#### Exercise
Extract, from the records beneath this instruction, each line that contains the word "ЧССР".

Data excerpts

.....

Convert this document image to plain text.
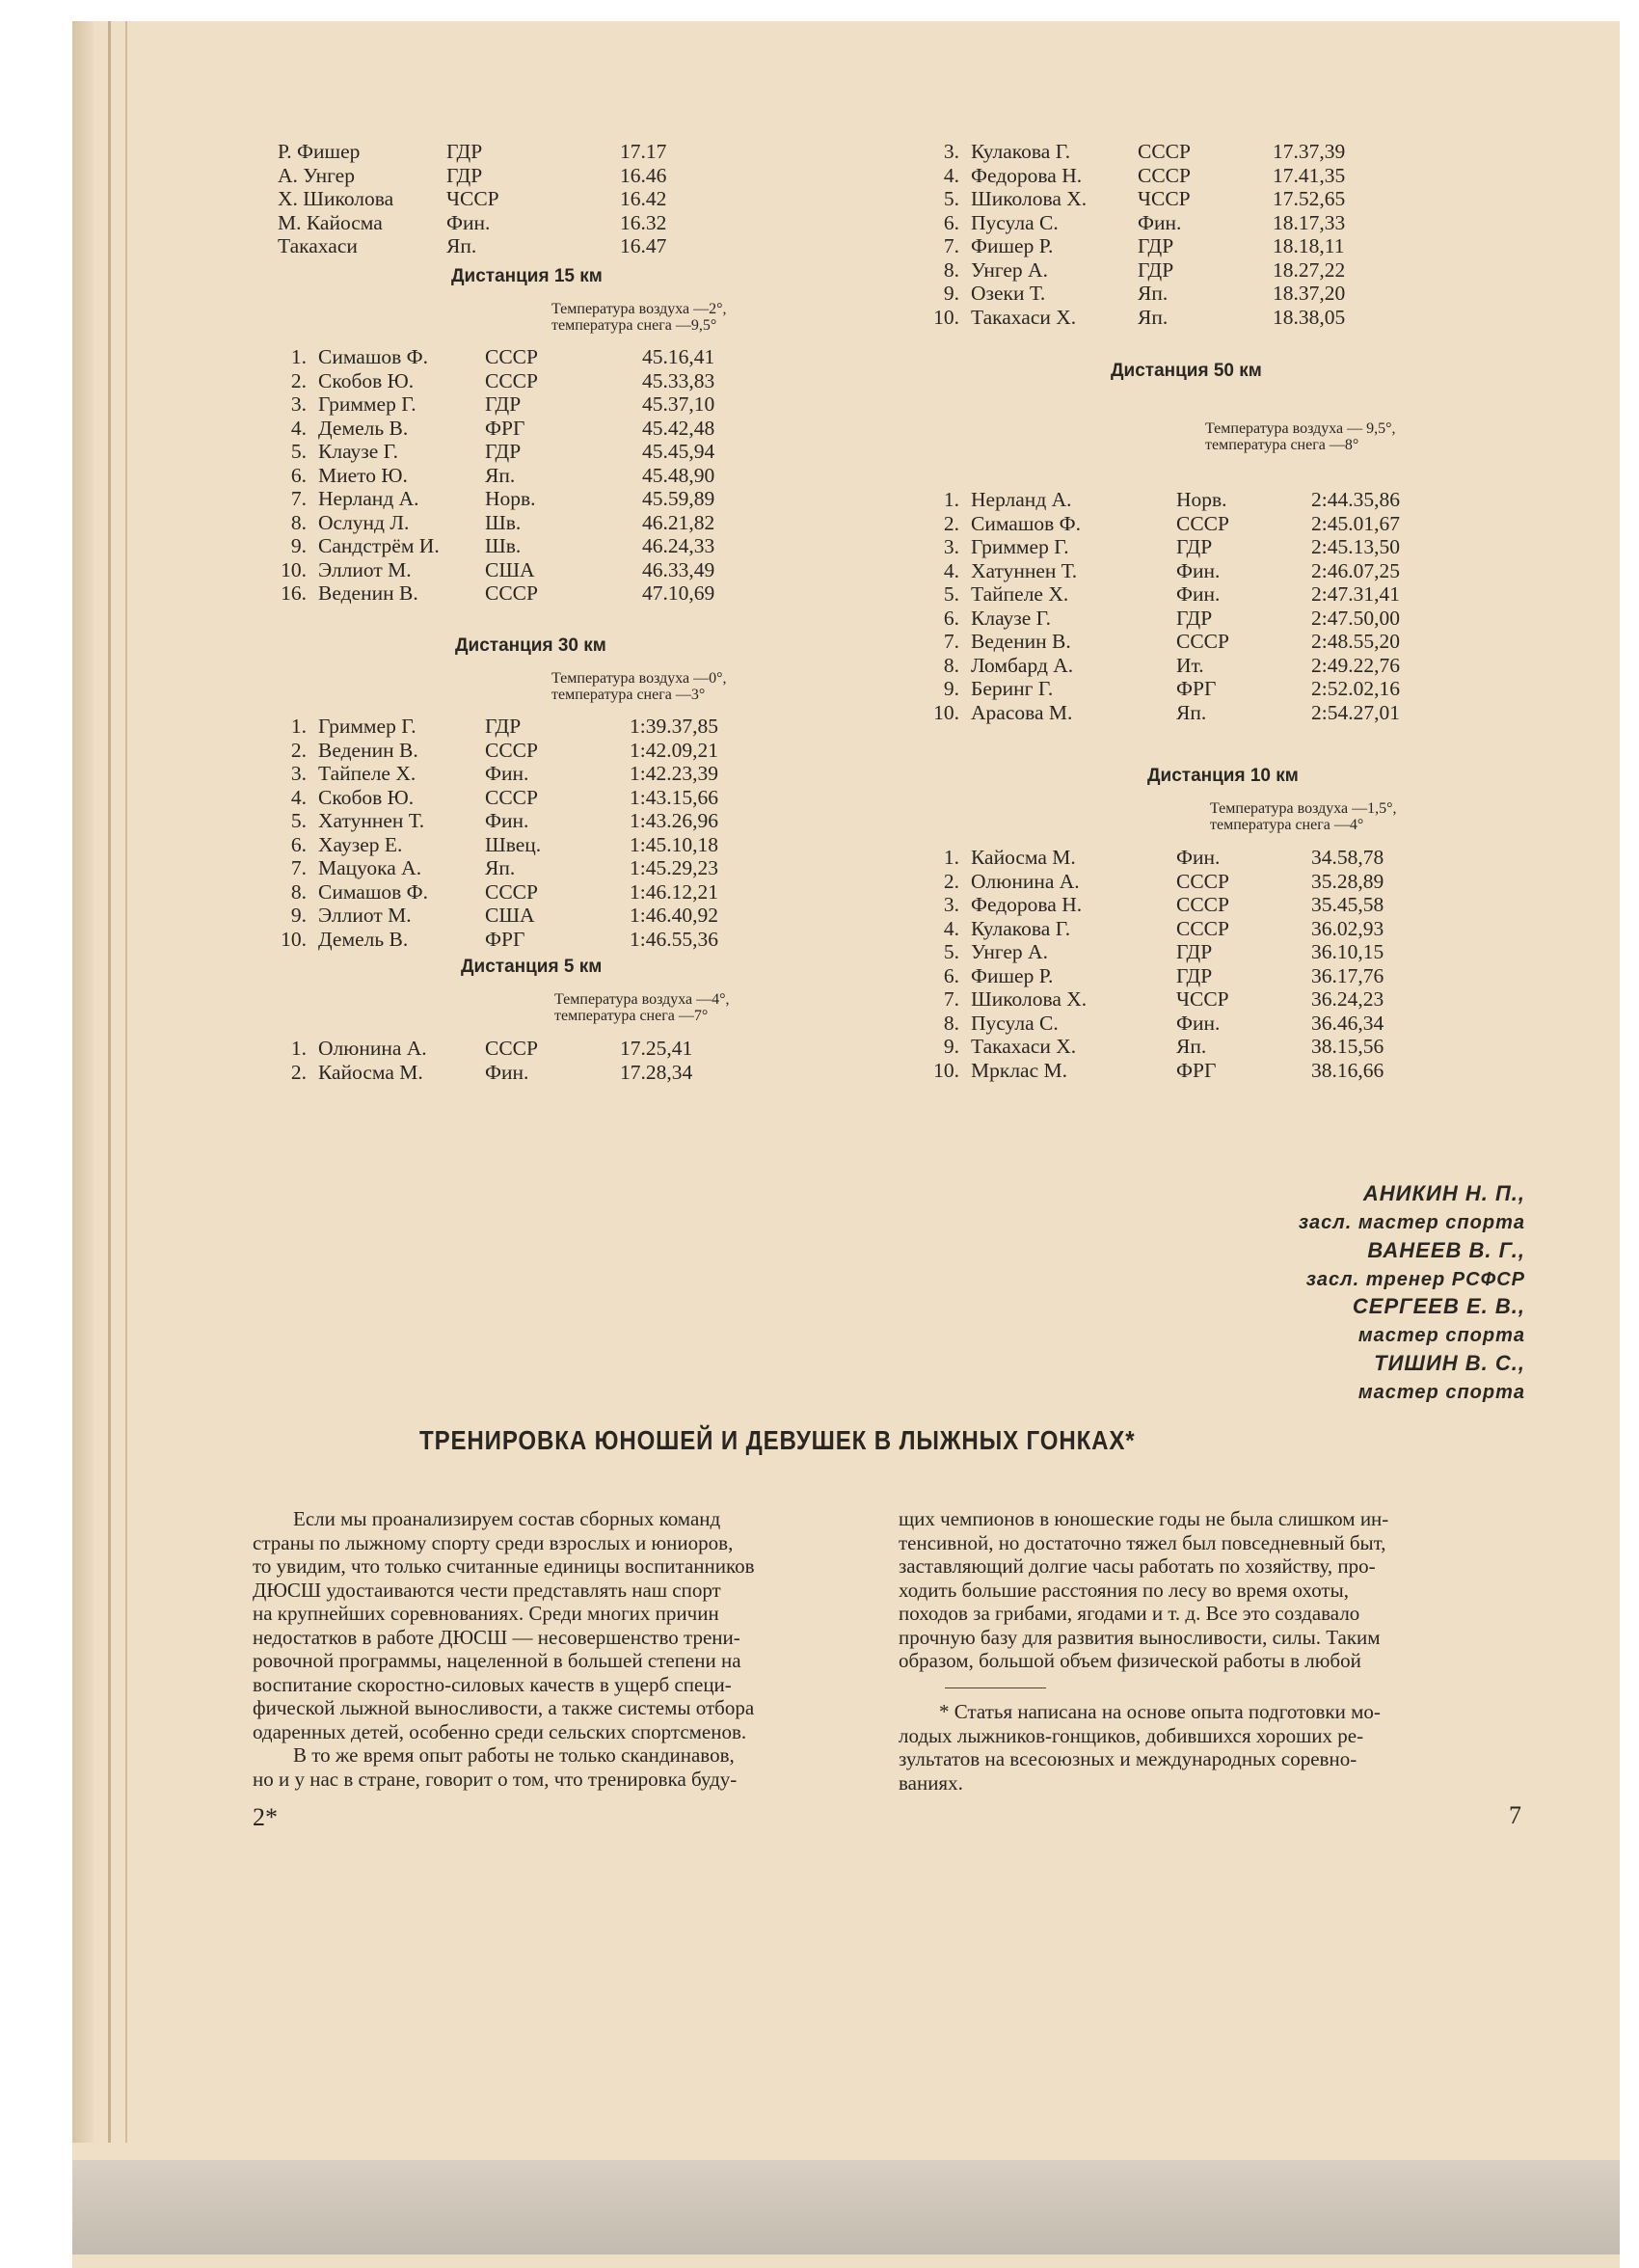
Р. Фишер	ГДР	17.17
А. Унгер	ГДР	16.46
Х. Шиколова	ЧССР	16.42
М. Кайосма	Фин.	16.32
Такахаси	Яп.	16.47
Дистанция 15 км
Температура воздуха —2°,
температура снега —9,5°
1. Симашов Ф.	СССР	45.16,41
2. Скобов Ю.	СССР	45.33,83
3. Гриммер Г.	ГДР	45.37,10
4. Демель В.	ФРГ	45.42,48
5. Клаузе Г.	ГДР	45.45,94
6. Мието Ю.	Яп.	45.48,90
7. Нерланд А.	Норв.	45.59,89
8. Ослунд Л.	Шв.	46.21,82
9. Сандстрём И. Шв.	46.24,33
10. Эллиот М.	США	46.33,49
16. Веденин В.	СССР	47.10,69
Дистанция 30 км
Температура воздуха —0°,
температура снега —3°
1. Гриммер Г.	ГДР	1:39.37,85
2. Веденин В.	СССР	1:42.09,21
3. Тайпеле Х.	Фин.	1:42.23,39
4. Скобов Ю.	СССР	1:43.15,66
5. Хатуннен Т.	Фин.	1:43.26,96
6. Хаузер Е.	Швец.	1:45.10,18
7. Мацуока А.	Яп.	1:45.29,23
8. Симашов Ф.	СССР	1:46.12,21
9. Эллиот М.	США	1:46.40,92
10. Демель В.	ФРГ	1:46.55,36
Дистанция 5 км
Температура воздуха —4°,
температура снега —7°
1. Олюнина А.	СССР	17.25,41
2. Кайосма М.	Фин.	17.28,34
3. Кулакова Г.	СССР	17.37,39
4. Федорова Н.	СССР	17.41,35
5. Шиколова Х. ЧССР	17.52,65
6. Пусула С.	Фин.	18.17,33
7. Фишер Р.	ГДР	18.18,11
8. Унгер А.	ГДР	18.27,22
9. Озеки Т.	Яп.	18.37,20
10. Такахаси Х.	Яп.	18.38,05
Дистанция 50 км
Температура воздуха — 9,5°,
температура снега —8°
1. Нерланд А.	Норв.	2:44.35,86
2. Симашов Ф.	СССР	2:45.01,67
3. Гриммер Г.	ГДР	2:45.13,50
4. Хатуннен Т.	Фин.	2:46.07,25
5. Тайпеле Х.	Фин.	2:47.31,41
6. Клаузе Г.	ГДР	2:47.50,00
7. Веденин В.	СССР	2:48.55,20
8. Ломбард А.	Ит.	2:49.22,76
9. Беринг Г.	ФРГ	2:52.02,16
10. Арасова М.	Яп.	2:54.27,01
Дистанция 10 км
Температура воздуха —1,5°,
температура снега —4°
1. Кайосма М.	Фин.	34.58,78
2. Олюнина А.	СССР	35.28,89
3. Федорова Н.	СССР	35.45,58
4. Кулакова Г.	СССР	36.02,93
5. Унгер А.	ГДР	36.10,15
6. Фишер Р.	ГДР	36.17,76
7. Шиколова Х.	ЧССР	36.24,23
8. Пусула С.	Фин.	36.46,34
9. Такахаси Х.	Яп.	38.15,56
10. Мрклас М.	ФРГ	38.16,66
АНИКИН Н. П.,
засл. мастер спорта
ВАНЕЕВ В. Г.,
засл. тренер РСФСР
СЕРГЕЕВ Е. В.,
мастер спорта
ТИШИН В. С.,
мастер спорта
ТРЕНИРОВКА ЮНОШЕЙ И ДЕВУШЕК В ЛЫЖНЫХ ГОНКАХ*
Если мы проанализируем состав сборных команд
страны по лыжному спорту среди взрослых и юниоров,
то увидим, что только считанные единицы воспитанников
ДЮСШ удостаиваются чести представлять наш спорт
на крупнейших соревнованиях. Среди многих причин
недостатков в работе ДЮСШ — несовершенство трени-
ровочной программы, нацеленной в большей степени на
воспитание скоростно-силовых качеств в ущерб специ-
фической лыжной выносливости, а также системы отбора
одаренных детей, особенно среди сельских спортсменов.
В то же время опыт работы не только скандинавов,
но и у нас в стране, говорит о том, что тренировка буду-
щих чемпионов в юношеские годы не была слишком ин-
тенсивной, но достаточно тяжел был повседневный быт,
заставляющий долгие часы работать по хозяйству, про-
ходить большие расстояния по лесу во время охоты,
походов за грибами, ягодами и т. д. Все это создавало
прочную базу для развития выносливости, силы. Таким
образом, большой объем физической работы в любой
* Статья написана на основе опыта подготовки мо-
лодых лыжников-гонщиков, добившихся хороших ре-
зультатов на всесоюзных и международных соревно-
ваниях.
2*	7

.....

#### Exercise output
Х. Шиколова	ЧССР	16.42
5. Шиколова Х. ЧССР	17.52,65
7. Шиколова Х.	ЧССР	36.24,23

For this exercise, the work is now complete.